#### Exercise input

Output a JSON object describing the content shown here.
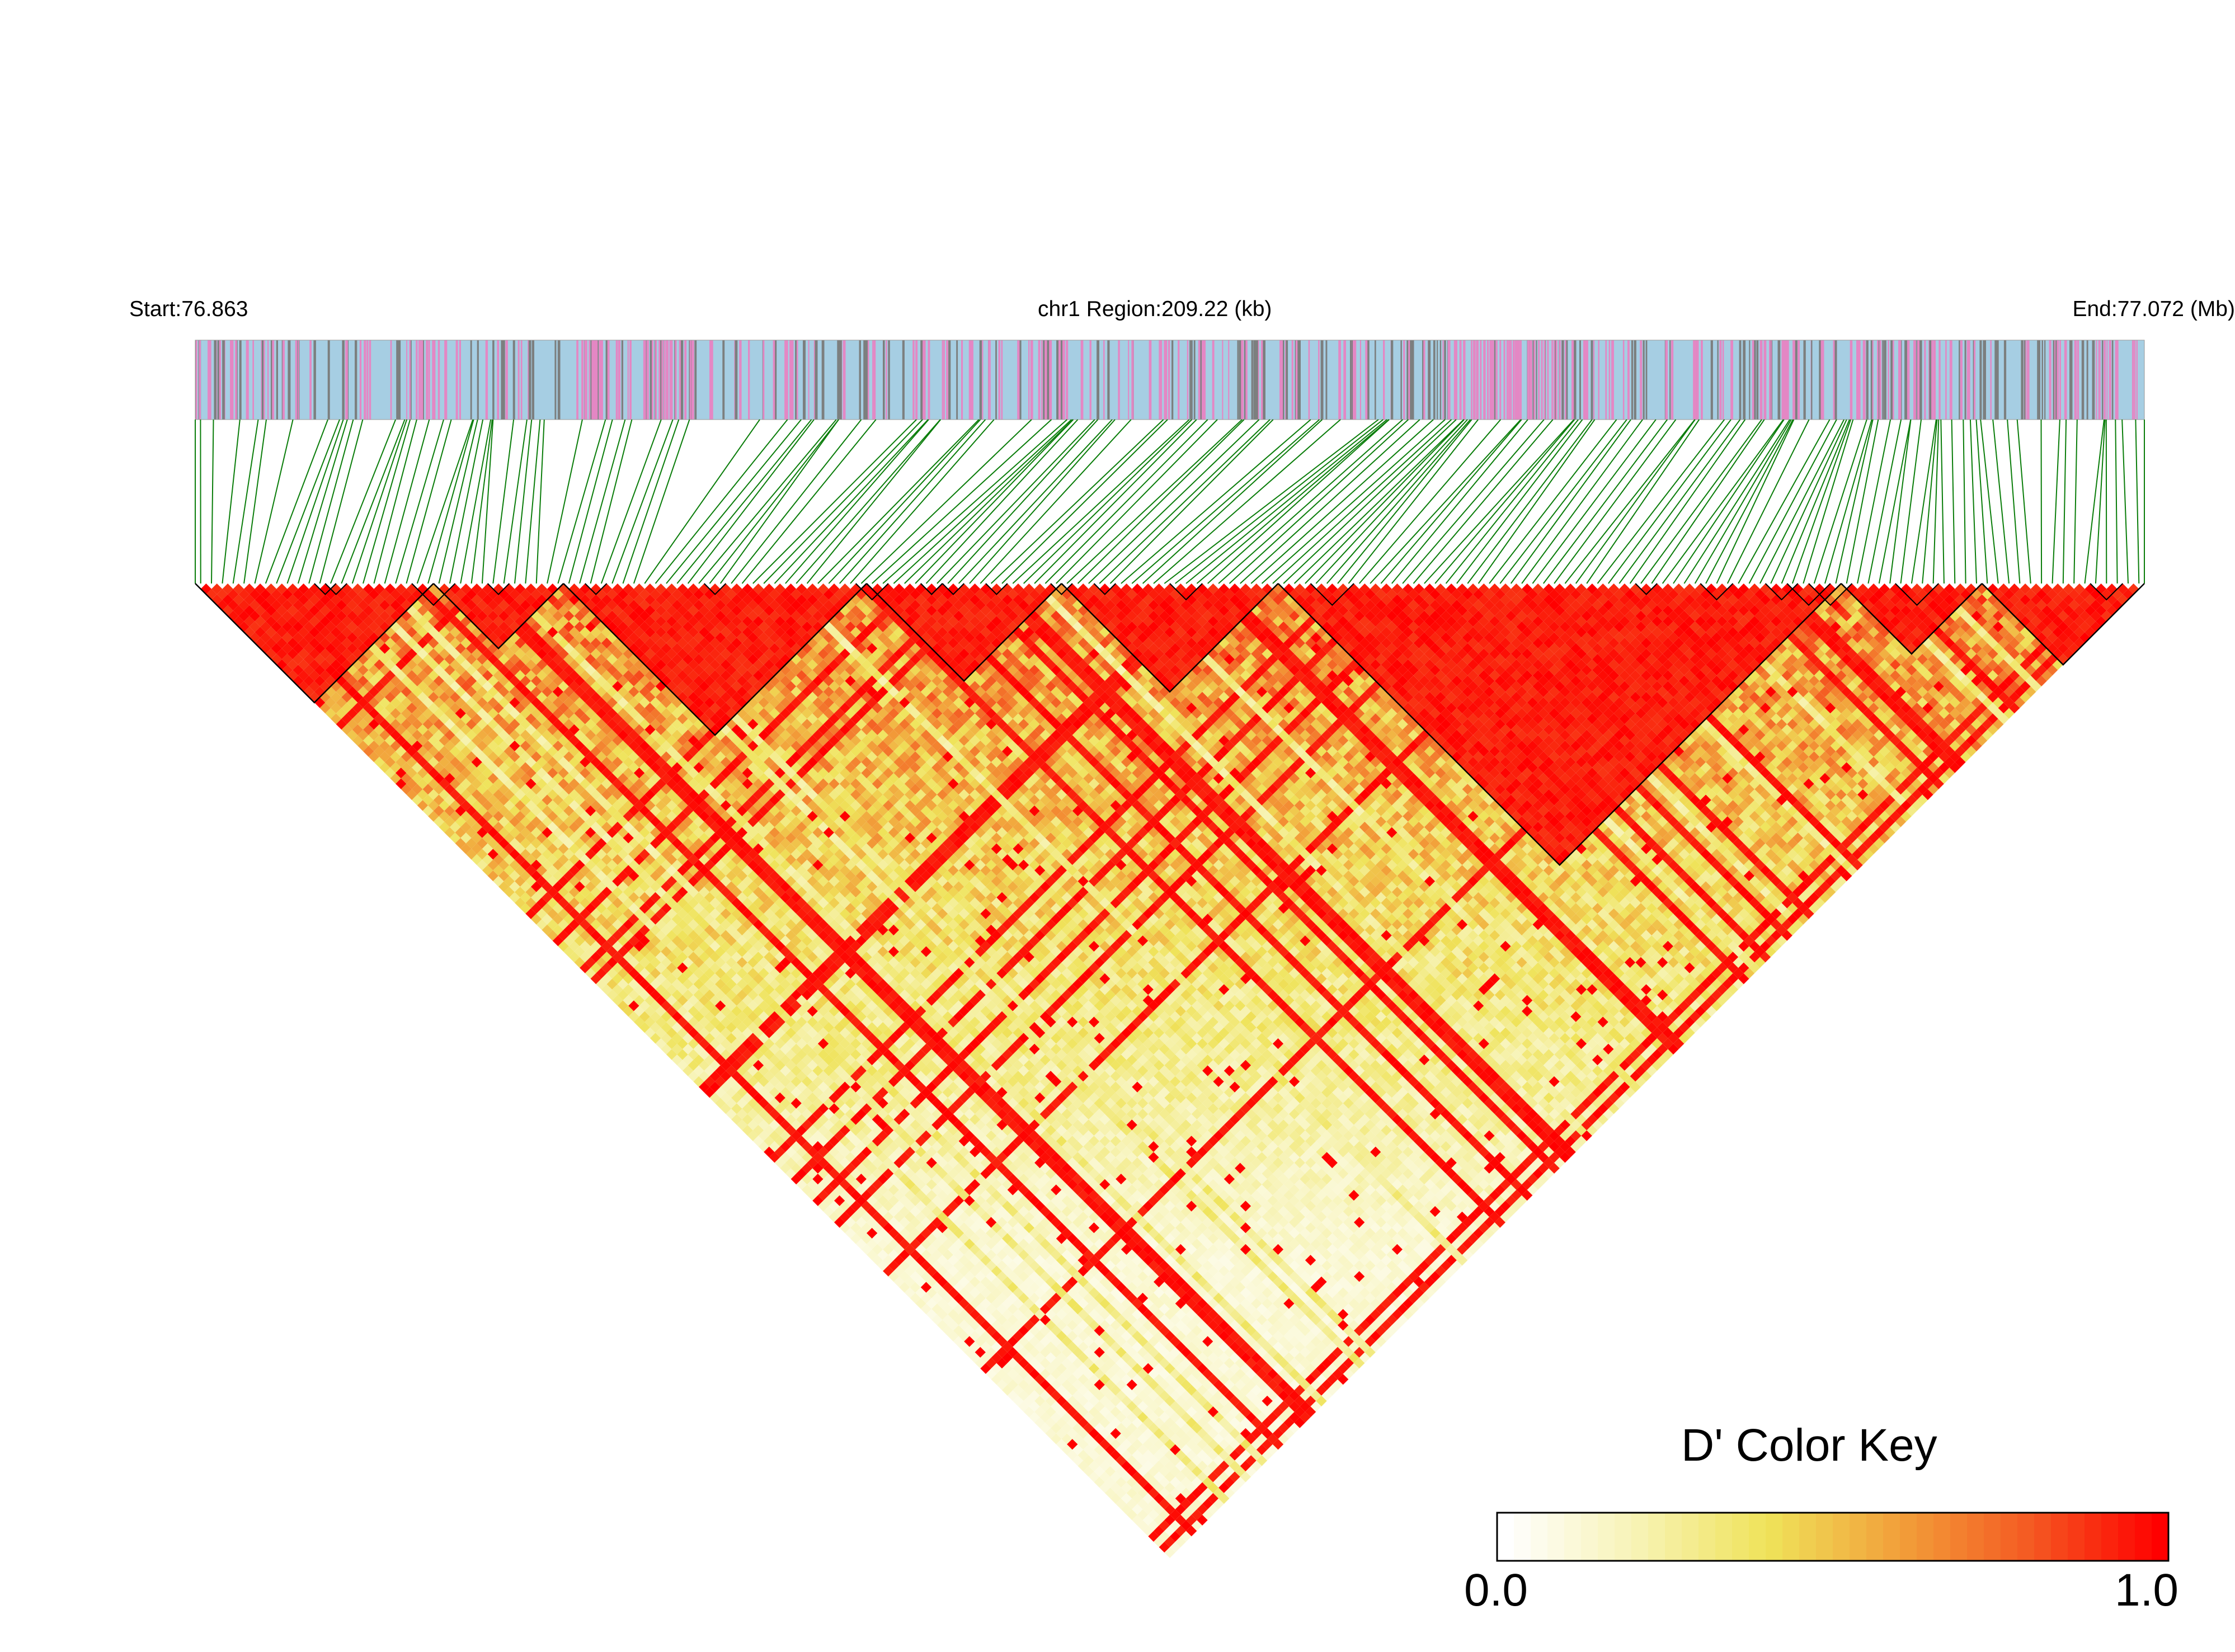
{
  "header": {
    "start_label": "Start:76.863",
    "region_label": "chr1 Region:209.22 (kb)",
    "end_label": "End:77.072 (Mb)"
  },
  "colors": {
    "track_base": "#a6cee3",
    "track_pink": "#e487c4",
    "track_gray": "#7c7f7f",
    "connector_lines": "#0a7d0a",
    "ld_high": "#ff0000",
    "ld_mid": "#e8e83c",
    "ld_low": "#ffffff",
    "block_outline": "#000000"
  },
  "chart_data": {
    "type": "heatmap",
    "variant": "LD triangle (pairwise D' between SNPs)",
    "chromosome": "chr1",
    "region_start_mb": 76.863,
    "region_end_mb": 77.072,
    "region_size_kb": 209.22,
    "value_range": [
      0.0,
      1.0
    ],
    "haplotype_blocks_d_prime_high": true,
    "legend": {
      "title": "D' Color Key",
      "min_label": "0.0",
      "max_label": "1.0",
      "stops": [
        "#ffffff",
        "#f7f3b5",
        "#efe35a",
        "#f2a03a",
        "#f45a22",
        "#ff0000"
      ],
      "placement": "bottom-right"
    }
  }
}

########

Task to complete: Output all of the entries verbatim, leaving out any images.

Written reply:
Output a JSON object describing the content shown here.
{
  "header": {
    "start_label": "Start:76.863",
    "region_label": "chr1 Region:209.22 (kb)",
    "end_label": "End:77.072 (Mb)"
  },
  "colors": {
    "track_base": "#a6cee3",
    "track_pink": "#e487c4",
    "track_gray": "#7c7f7f",
    "connector_lines": "#0a7d0a",
    "ld_high": "#ff0000",
    "ld_mid": "#e8e83c",
    "ld_low": "#ffffff",
    "block_outline": "#000000"
  },
  "chart_data": {
    "type": "heatmap",
    "variant": "LD triangle (pairwise D' between SNPs)",
    "chromosome": "chr1",
    "region_start_mb": 76.863,
    "region_end_mb": 77.072,
    "region_size_kb": 209.22,
    "value_range": [
      0.0,
      1.0
    ],
    "haplotype_blocks_d_prime_high": true,
    "legend": {
      "title": "D' Color Key",
      "min_label": "0.0",
      "max_label": "1.0",
      "stops": [
        "#ffffff",
        "#f7f3b5",
        "#efe35a",
        "#f2a03a",
        "#f45a22",
        "#ff0000"
      ],
      "placement": "bottom-right"
    }
  }
}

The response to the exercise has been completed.